GIVEN RECORDS:
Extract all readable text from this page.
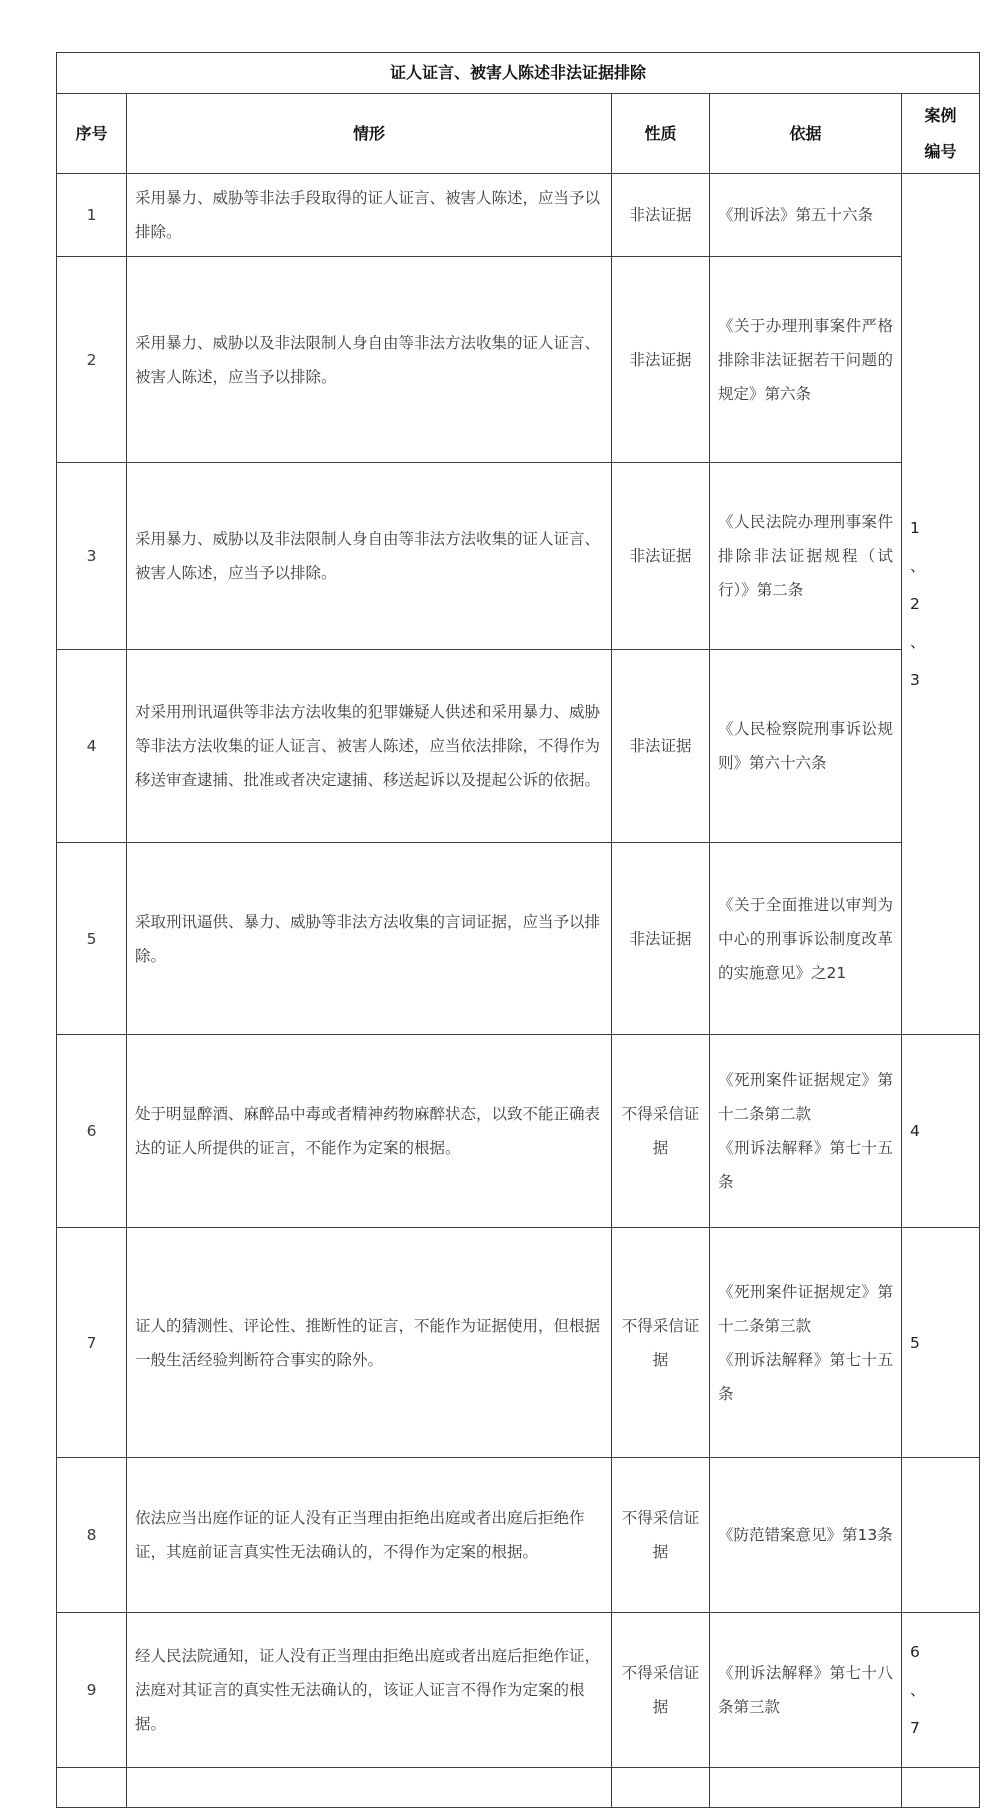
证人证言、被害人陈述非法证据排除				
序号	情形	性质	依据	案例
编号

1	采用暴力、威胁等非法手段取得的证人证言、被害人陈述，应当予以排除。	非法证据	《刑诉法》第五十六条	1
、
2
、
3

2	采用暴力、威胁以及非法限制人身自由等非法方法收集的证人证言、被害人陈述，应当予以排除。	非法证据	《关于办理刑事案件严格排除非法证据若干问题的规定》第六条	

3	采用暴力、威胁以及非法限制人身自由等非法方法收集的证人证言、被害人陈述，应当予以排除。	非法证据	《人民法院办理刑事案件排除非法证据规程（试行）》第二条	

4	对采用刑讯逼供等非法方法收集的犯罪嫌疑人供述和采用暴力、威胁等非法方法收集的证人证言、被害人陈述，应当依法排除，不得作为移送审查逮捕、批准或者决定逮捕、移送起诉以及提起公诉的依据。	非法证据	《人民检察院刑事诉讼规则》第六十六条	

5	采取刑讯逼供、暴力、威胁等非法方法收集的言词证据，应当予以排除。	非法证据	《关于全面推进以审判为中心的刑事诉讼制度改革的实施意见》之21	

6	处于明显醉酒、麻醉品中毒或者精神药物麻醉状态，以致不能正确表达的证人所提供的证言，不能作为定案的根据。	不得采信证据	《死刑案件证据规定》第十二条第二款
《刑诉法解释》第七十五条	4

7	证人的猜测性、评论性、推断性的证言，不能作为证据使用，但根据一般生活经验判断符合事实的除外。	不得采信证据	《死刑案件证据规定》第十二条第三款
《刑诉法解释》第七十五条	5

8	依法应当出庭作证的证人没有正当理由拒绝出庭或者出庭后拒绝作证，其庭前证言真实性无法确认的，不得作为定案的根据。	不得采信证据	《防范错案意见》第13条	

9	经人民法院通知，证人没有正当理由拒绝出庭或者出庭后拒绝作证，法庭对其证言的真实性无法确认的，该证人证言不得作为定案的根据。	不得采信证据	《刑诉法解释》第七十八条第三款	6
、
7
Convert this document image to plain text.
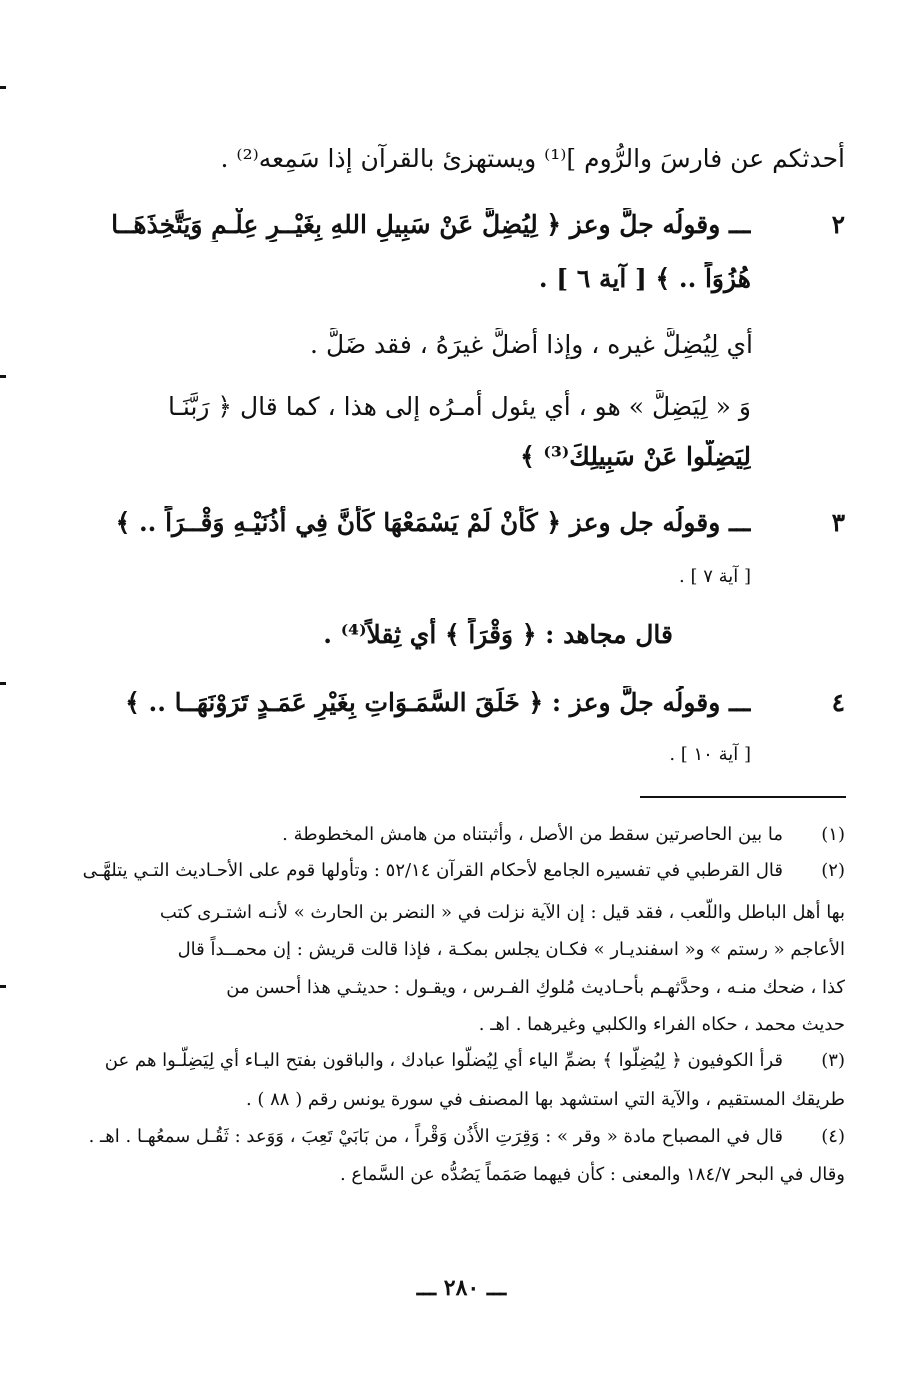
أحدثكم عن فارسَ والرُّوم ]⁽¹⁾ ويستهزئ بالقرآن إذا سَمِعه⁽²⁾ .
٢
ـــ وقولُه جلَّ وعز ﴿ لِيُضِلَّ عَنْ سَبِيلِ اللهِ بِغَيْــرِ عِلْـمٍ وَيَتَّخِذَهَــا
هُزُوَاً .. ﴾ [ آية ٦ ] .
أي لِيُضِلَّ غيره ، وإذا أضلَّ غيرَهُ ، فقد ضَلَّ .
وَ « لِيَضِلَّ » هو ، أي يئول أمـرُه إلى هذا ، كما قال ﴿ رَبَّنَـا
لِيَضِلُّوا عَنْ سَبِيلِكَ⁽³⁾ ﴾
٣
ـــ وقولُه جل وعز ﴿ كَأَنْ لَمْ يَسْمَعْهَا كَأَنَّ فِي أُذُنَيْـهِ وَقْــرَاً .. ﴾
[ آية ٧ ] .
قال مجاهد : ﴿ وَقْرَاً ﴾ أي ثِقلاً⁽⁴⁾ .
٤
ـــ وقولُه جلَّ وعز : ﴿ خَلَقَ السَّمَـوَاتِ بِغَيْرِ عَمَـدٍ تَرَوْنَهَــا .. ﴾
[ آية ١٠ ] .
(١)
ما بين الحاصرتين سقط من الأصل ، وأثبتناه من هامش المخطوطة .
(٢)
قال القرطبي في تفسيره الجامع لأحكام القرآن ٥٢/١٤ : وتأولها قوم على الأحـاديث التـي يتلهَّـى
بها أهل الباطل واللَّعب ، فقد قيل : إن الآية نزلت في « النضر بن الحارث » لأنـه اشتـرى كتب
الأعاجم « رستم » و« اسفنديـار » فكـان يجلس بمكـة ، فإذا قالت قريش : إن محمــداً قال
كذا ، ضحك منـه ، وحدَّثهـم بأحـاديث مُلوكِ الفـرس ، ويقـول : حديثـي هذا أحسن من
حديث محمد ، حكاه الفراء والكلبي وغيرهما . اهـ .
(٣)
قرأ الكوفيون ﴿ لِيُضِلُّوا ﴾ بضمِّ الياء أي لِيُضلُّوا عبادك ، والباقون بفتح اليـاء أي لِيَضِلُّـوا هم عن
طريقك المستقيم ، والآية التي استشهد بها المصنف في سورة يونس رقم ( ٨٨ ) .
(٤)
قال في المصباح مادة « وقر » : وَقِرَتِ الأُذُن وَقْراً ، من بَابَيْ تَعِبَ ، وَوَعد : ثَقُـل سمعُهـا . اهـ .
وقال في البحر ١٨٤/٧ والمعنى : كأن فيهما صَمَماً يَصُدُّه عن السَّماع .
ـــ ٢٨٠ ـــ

SHORT EXERCISE: Show all lines from the listing above in which "وقول" appears.

RESULT OF THE EXERCISE:
ـــ وقولُه جلَّ وعز ﴿ لِيُضِلَّ عَنْ سَبِيلِ اللهِ بِغَيْــرِ عِلْـمٍ وَيَتَّخِذَهَــا
ـــ وقولُه جل وعز ﴿ كَأَنْ لَمْ يَسْمَعْهَا كَأَنَّ فِي أُذُنَيْـهِ وَقْــرَاً .. ﴾
ـــ وقولُه جلَّ وعز : ﴿ خَلَقَ السَّمَـوَاتِ بِغَيْرِ عَمَـدٍ تَرَوْنَهَــا .. ﴾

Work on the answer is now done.